Goal: Here are some records; copy every line that holds the word "history".

---- Record set

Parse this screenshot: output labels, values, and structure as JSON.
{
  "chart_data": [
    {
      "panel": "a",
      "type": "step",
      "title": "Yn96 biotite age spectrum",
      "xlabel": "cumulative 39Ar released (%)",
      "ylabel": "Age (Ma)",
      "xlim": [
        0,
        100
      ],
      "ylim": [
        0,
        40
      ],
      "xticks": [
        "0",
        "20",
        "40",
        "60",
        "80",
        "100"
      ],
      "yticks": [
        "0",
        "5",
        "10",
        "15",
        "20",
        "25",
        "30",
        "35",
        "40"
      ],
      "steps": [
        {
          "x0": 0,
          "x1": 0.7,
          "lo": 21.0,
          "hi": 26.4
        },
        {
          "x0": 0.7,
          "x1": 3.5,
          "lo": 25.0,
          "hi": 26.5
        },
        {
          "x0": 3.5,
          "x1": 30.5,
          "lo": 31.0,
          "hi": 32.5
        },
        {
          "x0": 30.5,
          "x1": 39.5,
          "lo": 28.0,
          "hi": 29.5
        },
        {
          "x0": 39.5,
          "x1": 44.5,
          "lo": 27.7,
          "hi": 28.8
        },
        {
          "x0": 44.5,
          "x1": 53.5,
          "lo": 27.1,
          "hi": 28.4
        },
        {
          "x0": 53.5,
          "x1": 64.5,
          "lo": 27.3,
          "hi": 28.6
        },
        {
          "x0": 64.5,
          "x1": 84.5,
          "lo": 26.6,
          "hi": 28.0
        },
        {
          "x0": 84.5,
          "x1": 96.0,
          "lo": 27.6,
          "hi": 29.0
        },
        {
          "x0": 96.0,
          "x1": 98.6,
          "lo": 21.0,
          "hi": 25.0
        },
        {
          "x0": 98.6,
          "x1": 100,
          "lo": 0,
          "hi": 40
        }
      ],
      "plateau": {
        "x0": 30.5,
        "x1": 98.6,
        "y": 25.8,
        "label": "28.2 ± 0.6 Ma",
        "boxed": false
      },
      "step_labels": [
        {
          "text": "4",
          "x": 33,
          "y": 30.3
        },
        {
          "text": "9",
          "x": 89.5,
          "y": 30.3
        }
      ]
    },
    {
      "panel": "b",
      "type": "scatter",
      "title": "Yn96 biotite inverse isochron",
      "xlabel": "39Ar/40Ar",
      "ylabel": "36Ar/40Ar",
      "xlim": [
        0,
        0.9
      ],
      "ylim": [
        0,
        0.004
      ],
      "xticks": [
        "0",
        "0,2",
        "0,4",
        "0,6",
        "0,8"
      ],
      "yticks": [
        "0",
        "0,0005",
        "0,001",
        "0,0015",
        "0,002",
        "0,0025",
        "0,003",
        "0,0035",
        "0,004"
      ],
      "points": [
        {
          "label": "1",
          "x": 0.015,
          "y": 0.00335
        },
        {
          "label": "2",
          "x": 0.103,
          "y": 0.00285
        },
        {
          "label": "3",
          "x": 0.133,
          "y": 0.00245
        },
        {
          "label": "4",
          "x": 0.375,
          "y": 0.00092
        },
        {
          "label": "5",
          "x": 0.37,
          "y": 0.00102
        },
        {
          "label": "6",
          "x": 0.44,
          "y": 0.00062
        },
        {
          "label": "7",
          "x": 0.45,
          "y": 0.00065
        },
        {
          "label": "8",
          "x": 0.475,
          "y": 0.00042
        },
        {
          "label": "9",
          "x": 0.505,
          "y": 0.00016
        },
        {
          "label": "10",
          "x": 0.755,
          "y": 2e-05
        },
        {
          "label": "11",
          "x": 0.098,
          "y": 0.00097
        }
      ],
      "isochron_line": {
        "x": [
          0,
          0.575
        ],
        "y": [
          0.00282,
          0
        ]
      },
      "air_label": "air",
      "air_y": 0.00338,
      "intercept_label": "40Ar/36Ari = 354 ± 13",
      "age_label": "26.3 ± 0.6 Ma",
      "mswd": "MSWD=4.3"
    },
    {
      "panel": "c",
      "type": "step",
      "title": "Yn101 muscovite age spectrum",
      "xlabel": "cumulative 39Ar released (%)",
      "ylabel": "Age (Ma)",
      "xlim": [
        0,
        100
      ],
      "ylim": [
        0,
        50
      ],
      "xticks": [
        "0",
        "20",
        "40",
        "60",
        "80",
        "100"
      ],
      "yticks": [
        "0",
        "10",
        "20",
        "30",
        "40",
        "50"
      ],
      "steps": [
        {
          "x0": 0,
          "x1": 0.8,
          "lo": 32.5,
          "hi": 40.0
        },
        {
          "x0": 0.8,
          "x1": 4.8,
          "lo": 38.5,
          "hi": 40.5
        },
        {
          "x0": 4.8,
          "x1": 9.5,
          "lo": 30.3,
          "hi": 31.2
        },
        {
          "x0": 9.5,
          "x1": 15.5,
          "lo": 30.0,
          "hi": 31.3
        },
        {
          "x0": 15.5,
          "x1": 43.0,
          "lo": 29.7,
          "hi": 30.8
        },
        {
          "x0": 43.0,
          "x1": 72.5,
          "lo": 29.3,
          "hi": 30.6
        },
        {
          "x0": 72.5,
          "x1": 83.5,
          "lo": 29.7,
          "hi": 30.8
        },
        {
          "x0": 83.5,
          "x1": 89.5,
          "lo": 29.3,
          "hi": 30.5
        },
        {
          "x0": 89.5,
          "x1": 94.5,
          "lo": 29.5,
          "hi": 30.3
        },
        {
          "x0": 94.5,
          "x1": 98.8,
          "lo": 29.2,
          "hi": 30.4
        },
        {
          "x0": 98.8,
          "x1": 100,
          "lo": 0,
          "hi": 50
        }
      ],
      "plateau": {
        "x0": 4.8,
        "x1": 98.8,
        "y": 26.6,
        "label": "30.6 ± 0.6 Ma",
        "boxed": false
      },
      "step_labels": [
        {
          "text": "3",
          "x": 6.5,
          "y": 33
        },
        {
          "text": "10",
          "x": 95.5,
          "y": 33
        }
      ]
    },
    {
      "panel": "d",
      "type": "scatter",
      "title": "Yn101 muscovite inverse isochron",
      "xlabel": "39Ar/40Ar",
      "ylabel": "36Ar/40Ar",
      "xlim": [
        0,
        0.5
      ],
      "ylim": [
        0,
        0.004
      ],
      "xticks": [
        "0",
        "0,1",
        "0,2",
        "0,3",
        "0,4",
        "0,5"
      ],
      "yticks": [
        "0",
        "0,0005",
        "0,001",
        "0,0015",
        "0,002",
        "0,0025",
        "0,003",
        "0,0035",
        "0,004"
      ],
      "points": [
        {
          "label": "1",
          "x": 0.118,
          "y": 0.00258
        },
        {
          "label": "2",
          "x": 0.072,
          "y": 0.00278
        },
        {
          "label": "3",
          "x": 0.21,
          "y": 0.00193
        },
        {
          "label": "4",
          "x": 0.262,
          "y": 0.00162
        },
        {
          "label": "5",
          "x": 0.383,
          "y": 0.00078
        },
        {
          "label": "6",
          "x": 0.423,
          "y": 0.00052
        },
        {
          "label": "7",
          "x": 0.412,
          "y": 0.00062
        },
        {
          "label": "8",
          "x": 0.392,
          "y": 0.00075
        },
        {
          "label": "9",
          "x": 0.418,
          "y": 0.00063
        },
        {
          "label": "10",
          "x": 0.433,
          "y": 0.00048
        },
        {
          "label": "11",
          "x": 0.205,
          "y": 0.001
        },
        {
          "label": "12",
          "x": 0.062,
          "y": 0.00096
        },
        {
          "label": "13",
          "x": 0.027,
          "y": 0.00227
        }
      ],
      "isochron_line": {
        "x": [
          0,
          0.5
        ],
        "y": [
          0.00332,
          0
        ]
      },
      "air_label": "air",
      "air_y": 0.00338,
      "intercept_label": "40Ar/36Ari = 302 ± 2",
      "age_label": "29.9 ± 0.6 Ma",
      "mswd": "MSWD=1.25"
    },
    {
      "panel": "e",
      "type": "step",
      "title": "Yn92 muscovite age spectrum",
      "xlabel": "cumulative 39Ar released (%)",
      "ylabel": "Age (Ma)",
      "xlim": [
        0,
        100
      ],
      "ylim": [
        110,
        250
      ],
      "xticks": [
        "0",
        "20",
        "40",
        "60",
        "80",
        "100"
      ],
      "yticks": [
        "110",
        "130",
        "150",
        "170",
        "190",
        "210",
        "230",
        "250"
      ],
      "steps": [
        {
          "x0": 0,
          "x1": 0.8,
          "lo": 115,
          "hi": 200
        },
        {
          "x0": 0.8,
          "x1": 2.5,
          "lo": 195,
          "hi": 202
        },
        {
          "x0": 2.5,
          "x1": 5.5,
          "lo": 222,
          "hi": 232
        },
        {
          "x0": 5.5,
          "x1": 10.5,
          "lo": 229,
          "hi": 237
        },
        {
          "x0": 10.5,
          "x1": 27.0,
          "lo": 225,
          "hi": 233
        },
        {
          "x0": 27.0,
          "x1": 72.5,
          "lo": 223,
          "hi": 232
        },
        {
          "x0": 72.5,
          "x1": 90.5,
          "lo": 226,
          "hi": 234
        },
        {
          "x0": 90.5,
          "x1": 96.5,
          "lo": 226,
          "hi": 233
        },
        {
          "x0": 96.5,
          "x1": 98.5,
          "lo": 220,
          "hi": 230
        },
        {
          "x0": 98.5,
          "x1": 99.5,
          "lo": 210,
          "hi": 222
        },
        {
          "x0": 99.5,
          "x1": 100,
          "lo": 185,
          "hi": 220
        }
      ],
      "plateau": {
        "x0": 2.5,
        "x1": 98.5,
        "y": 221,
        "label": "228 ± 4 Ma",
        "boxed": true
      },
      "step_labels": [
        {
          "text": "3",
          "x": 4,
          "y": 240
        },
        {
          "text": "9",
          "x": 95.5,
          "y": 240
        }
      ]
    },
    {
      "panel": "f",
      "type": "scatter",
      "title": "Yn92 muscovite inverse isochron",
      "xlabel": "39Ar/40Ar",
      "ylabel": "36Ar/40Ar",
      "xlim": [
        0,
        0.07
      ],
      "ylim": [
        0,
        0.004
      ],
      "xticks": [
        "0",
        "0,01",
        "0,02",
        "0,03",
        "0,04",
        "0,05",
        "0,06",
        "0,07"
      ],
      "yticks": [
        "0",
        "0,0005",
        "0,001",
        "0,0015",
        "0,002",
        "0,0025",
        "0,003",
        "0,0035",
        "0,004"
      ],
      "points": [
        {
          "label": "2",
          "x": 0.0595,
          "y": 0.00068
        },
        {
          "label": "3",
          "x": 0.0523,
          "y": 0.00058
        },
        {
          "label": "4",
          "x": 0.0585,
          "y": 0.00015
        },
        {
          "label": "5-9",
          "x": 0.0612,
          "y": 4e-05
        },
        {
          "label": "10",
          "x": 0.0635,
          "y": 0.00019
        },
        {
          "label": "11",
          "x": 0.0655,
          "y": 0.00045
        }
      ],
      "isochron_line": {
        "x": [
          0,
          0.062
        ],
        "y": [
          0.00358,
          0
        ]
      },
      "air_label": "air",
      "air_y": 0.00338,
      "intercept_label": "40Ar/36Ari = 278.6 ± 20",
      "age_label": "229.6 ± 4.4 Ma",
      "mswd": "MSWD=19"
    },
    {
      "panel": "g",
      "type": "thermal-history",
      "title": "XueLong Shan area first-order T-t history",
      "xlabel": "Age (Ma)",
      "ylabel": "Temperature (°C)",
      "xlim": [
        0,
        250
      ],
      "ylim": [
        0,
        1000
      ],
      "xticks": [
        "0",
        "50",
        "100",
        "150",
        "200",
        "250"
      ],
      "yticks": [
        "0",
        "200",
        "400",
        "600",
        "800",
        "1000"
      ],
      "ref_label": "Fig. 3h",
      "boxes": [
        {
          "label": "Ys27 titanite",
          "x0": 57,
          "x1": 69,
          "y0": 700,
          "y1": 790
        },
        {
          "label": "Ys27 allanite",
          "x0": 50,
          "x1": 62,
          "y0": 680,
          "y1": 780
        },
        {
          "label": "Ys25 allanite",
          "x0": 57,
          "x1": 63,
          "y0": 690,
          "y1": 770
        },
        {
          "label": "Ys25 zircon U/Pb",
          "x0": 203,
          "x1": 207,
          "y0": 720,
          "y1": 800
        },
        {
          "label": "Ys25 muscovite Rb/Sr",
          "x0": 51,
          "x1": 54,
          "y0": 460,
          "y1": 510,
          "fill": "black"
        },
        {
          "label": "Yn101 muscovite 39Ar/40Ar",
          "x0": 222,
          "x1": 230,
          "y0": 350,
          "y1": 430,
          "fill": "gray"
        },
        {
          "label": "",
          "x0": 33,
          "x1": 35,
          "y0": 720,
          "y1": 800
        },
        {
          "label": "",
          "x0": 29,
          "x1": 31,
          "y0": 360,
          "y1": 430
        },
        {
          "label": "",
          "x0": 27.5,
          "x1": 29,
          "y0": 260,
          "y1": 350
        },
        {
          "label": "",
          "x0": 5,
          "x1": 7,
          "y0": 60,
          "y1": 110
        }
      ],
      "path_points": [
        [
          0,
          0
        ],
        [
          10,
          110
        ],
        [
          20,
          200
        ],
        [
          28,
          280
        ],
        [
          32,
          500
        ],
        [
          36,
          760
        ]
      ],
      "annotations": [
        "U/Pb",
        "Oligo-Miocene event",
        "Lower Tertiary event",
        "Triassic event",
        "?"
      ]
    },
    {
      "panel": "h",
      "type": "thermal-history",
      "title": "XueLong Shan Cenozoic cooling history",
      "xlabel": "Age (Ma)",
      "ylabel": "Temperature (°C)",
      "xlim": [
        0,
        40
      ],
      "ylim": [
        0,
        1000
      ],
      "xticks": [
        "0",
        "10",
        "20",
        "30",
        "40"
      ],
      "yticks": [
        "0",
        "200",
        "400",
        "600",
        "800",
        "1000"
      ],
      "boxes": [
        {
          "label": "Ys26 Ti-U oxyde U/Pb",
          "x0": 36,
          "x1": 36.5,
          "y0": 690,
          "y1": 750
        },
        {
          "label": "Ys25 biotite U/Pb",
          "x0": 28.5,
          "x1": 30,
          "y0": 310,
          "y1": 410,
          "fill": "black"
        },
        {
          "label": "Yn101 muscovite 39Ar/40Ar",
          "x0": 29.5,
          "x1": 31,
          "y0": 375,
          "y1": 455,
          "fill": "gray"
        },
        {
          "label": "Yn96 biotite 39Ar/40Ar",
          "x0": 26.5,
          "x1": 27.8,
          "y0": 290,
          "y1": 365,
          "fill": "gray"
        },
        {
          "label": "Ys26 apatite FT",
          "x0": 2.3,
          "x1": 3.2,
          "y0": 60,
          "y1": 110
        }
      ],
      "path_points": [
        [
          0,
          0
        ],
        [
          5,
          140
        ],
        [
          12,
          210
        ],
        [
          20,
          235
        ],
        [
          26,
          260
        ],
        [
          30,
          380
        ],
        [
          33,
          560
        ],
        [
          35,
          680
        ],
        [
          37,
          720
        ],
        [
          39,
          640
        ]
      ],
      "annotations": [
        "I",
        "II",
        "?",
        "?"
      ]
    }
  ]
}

--------

The solution:
      "type": "thermal-history",
      "title": "XueLong Shan area first-order T-t history",
      "type": "thermal-history",
      "title": "XueLong Shan Cenozoic cooling history",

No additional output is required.